[Part of a data file]
★ ★ ★ ★

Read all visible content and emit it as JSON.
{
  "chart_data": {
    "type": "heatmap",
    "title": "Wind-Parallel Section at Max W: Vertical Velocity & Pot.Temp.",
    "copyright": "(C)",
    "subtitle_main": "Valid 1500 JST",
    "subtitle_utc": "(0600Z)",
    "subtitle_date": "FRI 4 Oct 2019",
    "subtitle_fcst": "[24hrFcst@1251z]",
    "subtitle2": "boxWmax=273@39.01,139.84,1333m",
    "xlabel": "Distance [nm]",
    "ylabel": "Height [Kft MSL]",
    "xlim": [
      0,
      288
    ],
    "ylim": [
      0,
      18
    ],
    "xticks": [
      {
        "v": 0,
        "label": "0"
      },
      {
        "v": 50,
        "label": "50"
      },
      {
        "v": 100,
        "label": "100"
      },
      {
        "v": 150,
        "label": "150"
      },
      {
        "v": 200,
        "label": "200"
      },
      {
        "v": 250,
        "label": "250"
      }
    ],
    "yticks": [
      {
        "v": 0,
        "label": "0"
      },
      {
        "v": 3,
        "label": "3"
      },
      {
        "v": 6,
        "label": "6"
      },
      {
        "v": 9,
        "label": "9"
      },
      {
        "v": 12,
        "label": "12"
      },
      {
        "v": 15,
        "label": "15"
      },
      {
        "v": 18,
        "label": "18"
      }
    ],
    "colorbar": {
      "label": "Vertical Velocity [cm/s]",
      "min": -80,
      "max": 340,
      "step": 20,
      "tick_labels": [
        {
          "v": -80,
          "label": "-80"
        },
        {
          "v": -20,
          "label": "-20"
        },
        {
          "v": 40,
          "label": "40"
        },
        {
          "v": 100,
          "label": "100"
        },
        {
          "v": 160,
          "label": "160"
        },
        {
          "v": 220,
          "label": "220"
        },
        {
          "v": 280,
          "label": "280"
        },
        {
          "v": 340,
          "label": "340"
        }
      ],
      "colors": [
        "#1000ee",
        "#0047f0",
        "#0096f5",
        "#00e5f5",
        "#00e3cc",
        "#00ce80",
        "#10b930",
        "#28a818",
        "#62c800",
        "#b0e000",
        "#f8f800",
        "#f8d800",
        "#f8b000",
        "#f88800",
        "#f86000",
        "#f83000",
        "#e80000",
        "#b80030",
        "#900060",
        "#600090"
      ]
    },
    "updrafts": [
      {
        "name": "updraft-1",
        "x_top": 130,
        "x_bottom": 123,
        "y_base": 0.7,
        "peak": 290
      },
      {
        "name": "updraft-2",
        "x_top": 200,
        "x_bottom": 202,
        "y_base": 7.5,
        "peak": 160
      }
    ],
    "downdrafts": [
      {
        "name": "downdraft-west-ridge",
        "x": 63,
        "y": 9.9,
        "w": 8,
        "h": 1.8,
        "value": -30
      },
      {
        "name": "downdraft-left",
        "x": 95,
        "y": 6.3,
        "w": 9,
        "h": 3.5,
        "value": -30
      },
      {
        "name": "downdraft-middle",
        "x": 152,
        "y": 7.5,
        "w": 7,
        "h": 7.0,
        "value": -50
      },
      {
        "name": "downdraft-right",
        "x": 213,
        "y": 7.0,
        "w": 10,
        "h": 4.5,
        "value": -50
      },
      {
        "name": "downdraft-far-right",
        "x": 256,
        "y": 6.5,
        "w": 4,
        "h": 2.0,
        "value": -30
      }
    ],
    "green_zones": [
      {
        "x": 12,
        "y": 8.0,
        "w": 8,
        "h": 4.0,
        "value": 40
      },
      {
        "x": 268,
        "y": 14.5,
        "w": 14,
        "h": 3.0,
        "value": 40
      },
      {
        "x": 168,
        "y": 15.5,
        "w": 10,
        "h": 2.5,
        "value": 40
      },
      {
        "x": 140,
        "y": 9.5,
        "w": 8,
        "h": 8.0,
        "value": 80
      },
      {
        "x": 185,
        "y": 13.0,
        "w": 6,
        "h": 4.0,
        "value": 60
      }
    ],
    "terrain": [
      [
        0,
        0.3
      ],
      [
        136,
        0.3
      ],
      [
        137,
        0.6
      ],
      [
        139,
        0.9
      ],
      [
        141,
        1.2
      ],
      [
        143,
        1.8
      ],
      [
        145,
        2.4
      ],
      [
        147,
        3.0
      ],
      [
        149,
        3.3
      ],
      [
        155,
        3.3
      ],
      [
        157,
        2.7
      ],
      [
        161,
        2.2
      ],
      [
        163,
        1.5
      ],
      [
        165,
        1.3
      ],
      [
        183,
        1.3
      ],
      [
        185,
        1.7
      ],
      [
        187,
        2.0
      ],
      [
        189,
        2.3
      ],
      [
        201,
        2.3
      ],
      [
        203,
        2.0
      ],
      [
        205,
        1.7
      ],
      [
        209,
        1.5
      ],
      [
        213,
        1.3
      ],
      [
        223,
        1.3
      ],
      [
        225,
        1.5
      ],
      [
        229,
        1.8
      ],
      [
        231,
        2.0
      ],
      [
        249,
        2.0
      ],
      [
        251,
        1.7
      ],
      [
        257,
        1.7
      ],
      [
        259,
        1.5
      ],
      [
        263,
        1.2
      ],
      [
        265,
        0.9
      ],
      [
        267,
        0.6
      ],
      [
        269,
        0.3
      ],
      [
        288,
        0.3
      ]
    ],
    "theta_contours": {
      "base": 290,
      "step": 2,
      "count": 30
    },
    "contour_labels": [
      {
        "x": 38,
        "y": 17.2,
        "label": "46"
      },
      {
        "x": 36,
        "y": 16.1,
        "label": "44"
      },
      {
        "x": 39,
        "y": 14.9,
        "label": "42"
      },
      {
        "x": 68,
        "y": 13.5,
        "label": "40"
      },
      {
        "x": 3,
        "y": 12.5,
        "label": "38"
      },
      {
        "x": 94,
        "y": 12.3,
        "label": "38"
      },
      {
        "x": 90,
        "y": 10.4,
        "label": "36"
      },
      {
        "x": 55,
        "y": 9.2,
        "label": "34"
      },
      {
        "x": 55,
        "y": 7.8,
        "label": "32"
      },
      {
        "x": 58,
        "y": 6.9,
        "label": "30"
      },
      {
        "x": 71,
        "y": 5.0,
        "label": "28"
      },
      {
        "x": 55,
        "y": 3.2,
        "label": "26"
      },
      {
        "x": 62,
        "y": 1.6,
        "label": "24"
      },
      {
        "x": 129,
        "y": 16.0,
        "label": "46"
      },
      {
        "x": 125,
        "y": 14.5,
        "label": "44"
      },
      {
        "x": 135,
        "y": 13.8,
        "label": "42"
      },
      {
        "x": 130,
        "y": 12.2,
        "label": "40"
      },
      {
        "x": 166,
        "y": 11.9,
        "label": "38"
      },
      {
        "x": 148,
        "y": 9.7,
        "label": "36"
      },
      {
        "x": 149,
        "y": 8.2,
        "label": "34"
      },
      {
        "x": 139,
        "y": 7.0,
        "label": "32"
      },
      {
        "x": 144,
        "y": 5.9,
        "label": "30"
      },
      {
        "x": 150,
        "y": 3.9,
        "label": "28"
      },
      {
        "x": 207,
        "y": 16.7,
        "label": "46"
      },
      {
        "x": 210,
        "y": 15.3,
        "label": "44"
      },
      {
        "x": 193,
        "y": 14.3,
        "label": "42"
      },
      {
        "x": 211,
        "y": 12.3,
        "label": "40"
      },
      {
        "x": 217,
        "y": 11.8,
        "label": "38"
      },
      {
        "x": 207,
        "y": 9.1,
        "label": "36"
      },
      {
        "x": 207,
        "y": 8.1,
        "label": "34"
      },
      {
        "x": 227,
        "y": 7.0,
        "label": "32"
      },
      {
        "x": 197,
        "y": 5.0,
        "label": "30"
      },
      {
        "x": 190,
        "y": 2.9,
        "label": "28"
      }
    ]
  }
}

★ ★ ★ ★

> _GOAL OF THE EXERCISE_:
Print the whole listing again, exactly.

> _TASK RESPONSE_:
Read all visible content and emit it as JSON.
{
  "chart_data": {
    "type": "heatmap",
    "title": "Wind-Parallel Section at Max W: Vertical Velocity & Pot.Temp.",
    "copyright": "(C)",
    "subtitle_main": "Valid 1500 JST",
    "subtitle_utc": "(0600Z)",
    "subtitle_date": "FRI 4 Oct 2019",
    "subtitle_fcst": "[24hrFcst@1251z]",
    "subtitle2": "boxWmax=273@39.01,139.84,1333m",
    "xlabel": "Distance [nm]",
    "ylabel": "Height [Kft MSL]",
    "xlim": [
      0,
      288
    ],
    "ylim": [
      0,
      18
    ],
    "xticks": [
      {
        "v": 0,
        "label": "0"
      },
      {
        "v": 50,
        "label": "50"
      },
      {
        "v": 100,
        "label": "100"
      },
      {
        "v": 150,
        "label": "150"
      },
      {
        "v": 200,
        "label": "200"
      },
      {
        "v": 250,
        "label": "250"
      }
    ],
    "yticks": [
      {
        "v": 0,
        "label": "0"
      },
      {
        "v": 3,
        "label": "3"
      },
      {
        "v": 6,
        "label": "6"
      },
      {
        "v": 9,
        "label": "9"
      },
      {
        "v": 12,
        "label": "12"
      },
      {
        "v": 15,
        "label": "15"
      },
      {
        "v": 18,
        "label": "18"
      }
    ],
    "colorbar": {
      "label": "Vertical Velocity [cm/s]",
      "min": -80,
      "max": 340,
      "step": 20,
      "tick_labels": [
        {
          "v": -80,
          "label": "-80"
        },
        {
          "v": -20,
          "label": "-20"
        },
        {
          "v": 40,
          "label": "40"
        },
        {
          "v": 100,
          "label": "100"
        },
        {
          "v": 160,
          "label": "160"
        },
        {
          "v": 220,
          "label": "220"
        },
        {
          "v": 280,
          "label": "280"
        },
        {
          "v": 340,
          "label": "340"
        }
      ],
      "colors": [
        "#1000ee",
        "#0047f0",
        "#0096f5",
        "#00e5f5",
        "#00e3cc",
        "#00ce80",
        "#10b930",
        "#28a818",
        "#62c800",
        "#b0e000",
        "#f8f800",
        "#f8d800",
        "#f8b000",
        "#f88800",
        "#f86000",
        "#f83000",
        "#e80000",
        "#b80030",
        "#900060",
        "#600090"
      ]
    },
    "updrafts": [
      {
        "name": "updraft-1",
        "x_top": 130,
        "x_bottom": 123,
        "y_base": 0.7,
        "peak": 290
      },
      {
        "name": "updraft-2",
        "x_top": 200,
        "x_bottom": 202,
        "y_base": 7.5,
        "peak": 160
      }
    ],
    "downdrafts": [
      {
        "name": "downdraft-west-ridge",
        "x": 63,
        "y": 9.9,
        "w": 8,
        "h": 1.8,
        "value": -30
      },
      {
        "name": "downdraft-left",
        "x": 95,
        "y": 6.3,
        "w": 9,
        "h": 3.5,
        "value": -30
      },
      {
        "name": "downdraft-middle",
        "x": 152,
        "y": 7.5,
        "w": 7,
        "h": 7.0,
        "value": -50
      },
      {
        "name": "downdraft-right",
        "x": 213,
        "y": 7.0,
        "w": 10,
        "h": 4.5,
        "value": -50
      },
      {
        "name": "downdraft-far-right",
        "x": 256,
        "y": 6.5,
        "w": 4,
        "h": 2.0,
        "value": -30
      }
    ],
    "green_zones": [
      {
        "x": 12,
        "y": 8.0,
        "w": 8,
        "h": 4.0,
        "value": 40
      },
      {
        "x": 268,
        "y": 14.5,
        "w": 14,
        "h": 3.0,
        "value": 40
      },
      {
        "x": 168,
        "y": 15.5,
        "w": 10,
        "h": 2.5,
        "value": 40
      },
      {
        "x": 140,
        "y": 9.5,
        "w": 8,
        "h": 8.0,
        "value": 80
      },
      {
        "x": 185,
        "y": 13.0,
        "w": 6,
        "h": 4.0,
        "value": 60
      }
    ],
    "terrain": [
      [
        0,
        0.3
      ],
      [
        136,
        0.3
      ],
      [
        137,
        0.6
      ],
      [
        139,
        0.9
      ],
      [
        141,
        1.2
      ],
      [
        143,
        1.8
      ],
      [
        145,
        2.4
      ],
      [
        147,
        3.0
      ],
      [
        149,
        3.3
      ],
      [
        155,
        3.3
      ],
      [
        157,
        2.7
      ],
      [
        161,
        2.2
      ],
      [
        163,
        1.5
      ],
      [
        165,
        1.3
      ],
      [
        183,
        1.3
      ],
      [
        185,
        1.7
      ],
      [
        187,
        2.0
      ],
      [
        189,
        2.3
      ],
      [
        201,
        2.3
      ],
      [
        203,
        2.0
      ],
      [
        205,
        1.7
      ],
      [
        209,
        1.5
      ],
      [
        213,
        1.3
      ],
      [
        223,
        1.3
      ],
      [
        225,
        1.5
      ],
      [
        229,
        1.8
      ],
      [
        231,
        2.0
      ],
      [
        249,
        2.0
      ],
      [
        251,
        1.7
      ],
      [
        257,
        1.7
      ],
      [
        259,
        1.5
      ],
      [
        263,
        1.2
      ],
      [
        265,
        0.9
      ],
      [
        267,
        0.6
      ],
      [
        269,
        0.3
      ],
      [
        288,
        0.3
      ]
    ],
    "theta_contours": {
      "base": 290,
      "step": 2,
      "count": 30
    },
    "contour_labels": [
      {
        "x": 38,
        "y": 17.2,
        "label": "46"
      },
      {
        "x": 36,
        "y": 16.1,
        "label": "44"
      },
      {
        "x": 39,
        "y": 14.9,
        "label": "42"
      },
      {
        "x": 68,
        "y": 13.5,
        "label": "40"
      },
      {
        "x": 3,
        "y": 12.5,
        "label": "38"
      },
      {
        "x": 94,
        "y": 12.3,
        "label": "38"
      },
      {
        "x": 90,
        "y": 10.4,
        "label": "36"
      },
      {
        "x": 55,
        "y": 9.2,
        "label": "34"
      },
      {
        "x": 55,
        "y": 7.8,
        "label": "32"
      },
      {
        "x": 58,
        "y": 6.9,
        "label": "30"
      },
      {
        "x": 71,
        "y": 5.0,
        "label": "28"
      },
      {
        "x": 55,
        "y": 3.2,
        "label": "26"
      },
      {
        "x": 62,
        "y": 1.6,
        "label": "24"
      },
      {
        "x": 129,
        "y": 16.0,
        "label": "46"
      },
      {
        "x": 125,
        "y": 14.5,
        "label": "44"
      },
      {
        "x": 135,
        "y": 13.8,
        "label": "42"
      },
      {
        "x": 130,
        "y": 12.2,
        "label": "40"
      },
      {
        "x": 166,
        "y": 11.9,
        "label": "38"
      },
      {
        "x": 148,
        "y": 9.7,
        "label": "36"
      },
      {
        "x": 149,
        "y": 8.2,
        "label": "34"
      },
      {
        "x": 139,
        "y": 7.0,
        "label": "32"
      },
      {
        "x": 144,
        "y": 5.9,
        "label": "30"
      },
      {
        "x": 150,
        "y": 3.9,
        "label": "28"
      },
      {
        "x": 207,
        "y": 16.7,
        "label": "46"
      },
      {
        "x": 210,
        "y": 15.3,
        "label": "44"
      },
      {
        "x": 193,
        "y": 14.3,
        "label": "42"
      },
      {
        "x": 211,
        "y": 12.3,
        "label": "40"
      },
      {
        "x": 217,
        "y": 11.8,
        "label": "38"
      },
      {
        "x": 207,
        "y": 9.1,
        "label": "36"
      },
      {
        "x": 207,
        "y": 8.1,
        "label": "34"
      },
      {
        "x": 227,
        "y": 7.0,
        "label": "32"
      },
      {
        "x": 197,
        "y": 5.0,
        "label": "30"
      },
      {
        "x": 190,
        "y": 2.9,
        "label": "28"
      }
    ]
  }
}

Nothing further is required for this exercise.